__Extracted material__:
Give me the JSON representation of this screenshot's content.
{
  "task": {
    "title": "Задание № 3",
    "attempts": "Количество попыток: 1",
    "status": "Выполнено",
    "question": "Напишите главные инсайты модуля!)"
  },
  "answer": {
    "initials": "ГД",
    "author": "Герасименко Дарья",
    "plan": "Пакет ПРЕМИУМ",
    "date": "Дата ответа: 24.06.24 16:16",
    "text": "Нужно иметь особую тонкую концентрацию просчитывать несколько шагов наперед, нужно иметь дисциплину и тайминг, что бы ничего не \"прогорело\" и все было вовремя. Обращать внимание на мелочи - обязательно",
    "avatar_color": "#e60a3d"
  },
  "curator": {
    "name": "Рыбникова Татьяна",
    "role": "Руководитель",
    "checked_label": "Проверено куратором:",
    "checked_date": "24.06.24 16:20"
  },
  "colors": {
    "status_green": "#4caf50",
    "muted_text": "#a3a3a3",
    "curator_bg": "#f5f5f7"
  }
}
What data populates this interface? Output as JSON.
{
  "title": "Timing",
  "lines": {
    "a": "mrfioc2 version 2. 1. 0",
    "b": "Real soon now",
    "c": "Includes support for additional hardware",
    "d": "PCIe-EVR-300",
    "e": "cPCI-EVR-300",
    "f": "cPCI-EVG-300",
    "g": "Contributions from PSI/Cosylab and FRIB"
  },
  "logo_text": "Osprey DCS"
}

__Work instructions__:
Output the full listing without altering anything.

__Answer to the problem__:
Give me the JSON representation of this screenshot's content.
{
  "task": {
    "title": "Задание № 3",
    "attempts": "Количество попыток: 1",
    "status": "Выполнено",
    "question": "Напишите главные инсайты модуля!)"
  },
  "answer": {
    "initials": "ГД",
    "author": "Герасименко Дарья",
    "plan": "Пакет ПРЕМИУМ",
    "date": "Дата ответа: 24.06.24 16:16",
    "text": "Нужно иметь особую тонкую концентрацию просчитывать несколько шагов наперед, нужно иметь дисциплину и тайминг, что бы ничего не \"прогорело\" и все было вовремя. Обращать внимание на мелочи - обязательно",
    "avatar_color": "#e60a3d"
  },
  "curator": {
    "name": "Рыбникова Татьяна",
    "role": "Руководитель",
    "checked_label": "Проверено куратором:",
    "checked_date": "24.06.24 16:20"
  },
  "colors": {
    "status_green": "#4caf50",
    "muted_text": "#a3a3a3",
    "curator_bg": "#f5f5f7"
  }
}
What data populates this interface? Output as JSON.
{
  "title": "Timing",
  "lines": {
    "a": "mrfioc2 version 2. 1. 0",
    "b": "Real soon now",
    "c": "Includes support for additional hardware",
    "d": "PCIe-EVR-300",
    "e": "cPCI-EVR-300",
    "f": "cPCI-EVG-300",
    "g": "Contributions from PSI/Cosylab and FRIB"
  },
  "logo_text": "Osprey DCS"
}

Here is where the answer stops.